Quando países sofrem crises financeiras, geralmente recuperam-se devido às suas exportações - é o que mostra a história. A moeda cai e as regiões do mundo que permaneceram imunes a crises financeiras os ajudam a sair de seu buraco, importando seus bens e serviços e devolvendo sua população ao trabalho.

Desta vez não será tão fácil. A crise financeira não foi sentida num só país. O ano passado foi o primeiro, desde a Grande Depressão, em que a produção econômica do mundo inteiro caiu. Além disso, os países que estão crescendo rapidamente agora, como a China, não estão dispostos a intensificar suas importações para estimular o crescimento nas economias mais debilitadas. A China e outros países estão efetivamente deprimindo suas moedas para incrementar ou manter uma quota desproporcionalmente grande da atrofiada demanda mundial.

O ministro da Fazenda do Brasil, Guido Mantega, advertiu em 27 de setembro para uma "guerra cambial". O problema é ser uma impossibilidade matemática que todos os países cresçam mantendo suas exportações altas e suas importações baixas.

"Não existe planeta para onde seja possível exportar", diz Paul Krugman, ganhador de um Prêmio Nobel, economista na Universidade Princeton e colunista do "New York Times".

E agora? Para os EUA, maior economia do mundo, a questão é: o que será necessário para restaurar um crescimento saudável, caso não seja o comércio. Economistas entrevistados pela "Bloomberg Businessweek" e pela Bloomberg News ofereceram uma interessante variedade de respostas - de tecnologia, passando pelo "espírito animal" (dos capitalistas), até a simples passagem do tempo. A maioria, entretanto, diz que a recuperação americana poderá permanecer fraca por vários anos, ainda, e há também a possibilidade de que o crescimento cesse por completo, levando a economia de volta a uma recessão.

Para complicar as coisas, o buraco do qual a economia americana precisa escapar é excepcional profundo. Como mostra o gráfico ao lado, em setembro o emprego ficou 5,6% abaixo do seu pico alcançado em dezembro de 2007. Em quatro das cinco recessões anteriores desde 1970, nesta fase, o emprego saltara de volta para novos picos. A única exceção foi na esteira da recessão de 2001, em que o emprego, nesta fase, ficou 1,8% abaixo do pico pré-recessão.

O risco é que a economia permaneça atolada. As empresas não contratam pessoal e não aumentam a produção porque não veem nenhuma demanda - e os consumidores não gastam porque as empresas não estão contratando e porque ainda estão tentando ampliar sua poupança para compensar a diminuição da riqueza das famílias durante a crise financeira. "Os efeitos de crises financeiras tendem a ser muito, muito prolongados", diz Krugman. "O Japão ainda é uma economia deprimida e frágil, 18 anos após sua crise bancária. Se compararmos onde estamos com os estágios iniciais da década perdida do Japão, concluiremos que estamos indo pior. Temos uma recessão mais profunda, maior desemprego e, de modo geral, uma reação mais débil em termos de políticas de governo", afirma.
────────────────────
## [INSTRUÇÃO A]
Segundo o texto sobre a crise financeira, em que data Guido Mantega advertiu para uma "guerra cambial"?

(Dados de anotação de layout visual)
────────────────────
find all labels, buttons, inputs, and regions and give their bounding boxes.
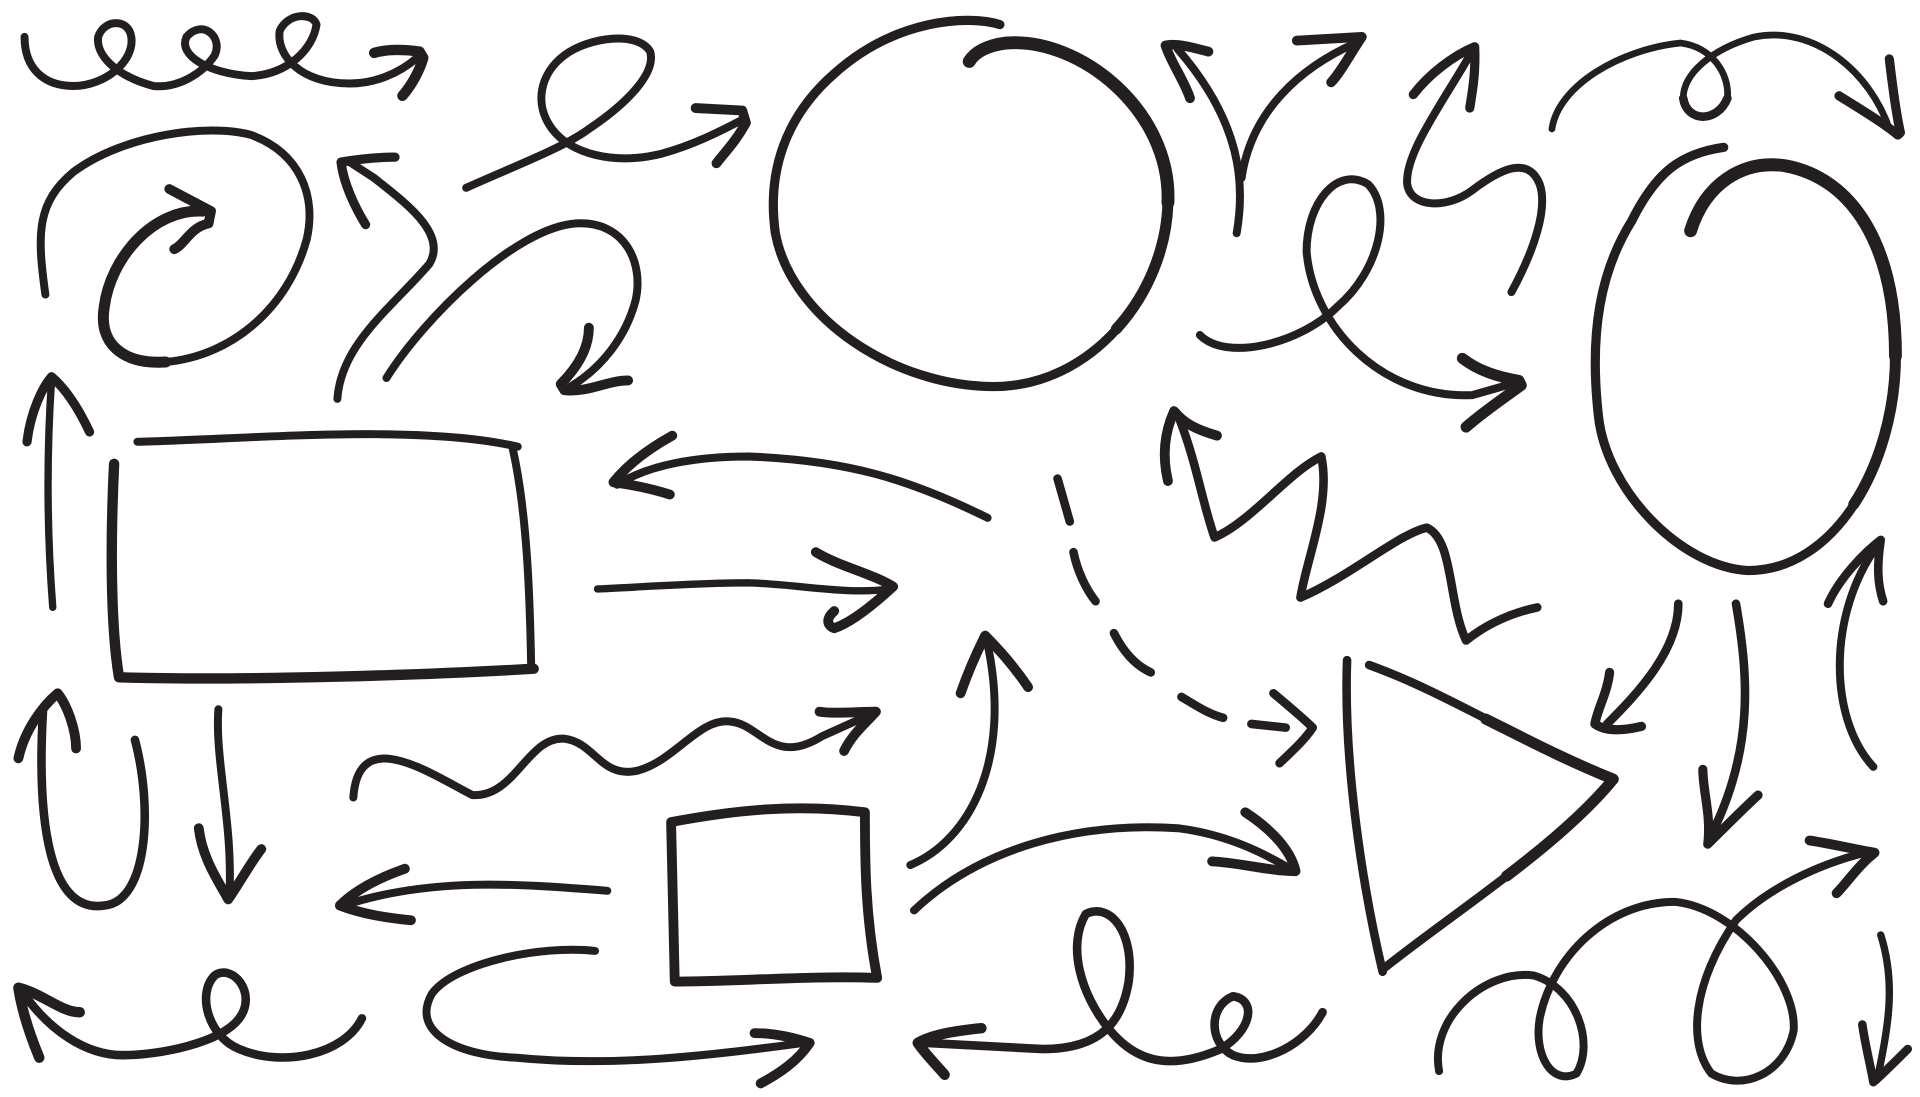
arrow: bottom-right corner down xyxy=(1862,935,1908,1082)
arrow: curve up right edge xyxy=(1828,540,1883,767)
arrow: forked pair xyxy=(1165,37,1362,233)
arrow: wavy xyxy=(353,712,876,798)
arrow: s-curve up xyxy=(337,157,434,399)
arrow: dashed curve xyxy=(1058,479,1313,763)
arrow: bottom-right loops xyxy=(1438,840,1875,1081)
shape: tall oval xyxy=(1595,147,1895,571)
arrow: long left xyxy=(613,436,988,518)
arrow: curve down-left xyxy=(1595,604,1678,730)
shape: large circle xyxy=(773,20,1168,387)
arrow: curve up centre xyxy=(910,636,1028,865)
arrow: long arc right xyxy=(914,812,1296,910)
arrow: straight up xyxy=(27,377,90,607)
arrow: hook down xyxy=(386,223,638,391)
arrow: bottom u-curve right xyxy=(427,950,810,1083)
arrow: short left xyxy=(340,869,607,920)
arrow: u-turn xyxy=(18,693,145,906)
arrow: zigzag xyxy=(1165,411,1537,641)
arrow: bottom-left loop xyxy=(18,973,362,1058)
shape: large rectangle xyxy=(112,434,534,678)
arrow: spiral xyxy=(41,130,309,362)
arrow: top-centre loop xyxy=(466,39,746,188)
arrow: straight down xyxy=(199,709,261,899)
arrow: top-left curly loops xyxy=(25,16,423,96)
arrow: squiggle up xyxy=(1407,47,1542,292)
arrow: long right xyxy=(597,552,893,628)
shape: small square xyxy=(671,808,877,982)
arrow: curve down xyxy=(1703,604,1758,844)
arrow: bottom-centre loops xyxy=(918,911,1323,1075)
shape: triangle xyxy=(1347,660,1613,972)
arrow: looped right xyxy=(1200,179,1521,427)
arrow: top-right loop xyxy=(1552,35,1900,135)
────────────────────
## [INSTRUÇÃO B]
Transcreva dos registros, sem alterar nada, as linhas que começam naquela que contém "arrow: bottom-right corner" e seguem até a que contém "arrow: dashed curve xyxy=(1058,479,1313,763)", incluindo as duas.

## [RESPOSTA ESPERADA A]
Em 27 de setembro.

## [RESPOSTA ESPERADA B]
arrow: bottom-right corner down xyxy=(1862,935,1908,1082)
arrow: curve up right edge xyxy=(1828,540,1883,767)
arrow: forked pair xyxy=(1165,37,1362,233)
arrow: wavy xyxy=(353,712,876,798)
arrow: s-curve up xyxy=(337,157,434,399)
arrow: dashed curve xyxy=(1058,479,1313,763)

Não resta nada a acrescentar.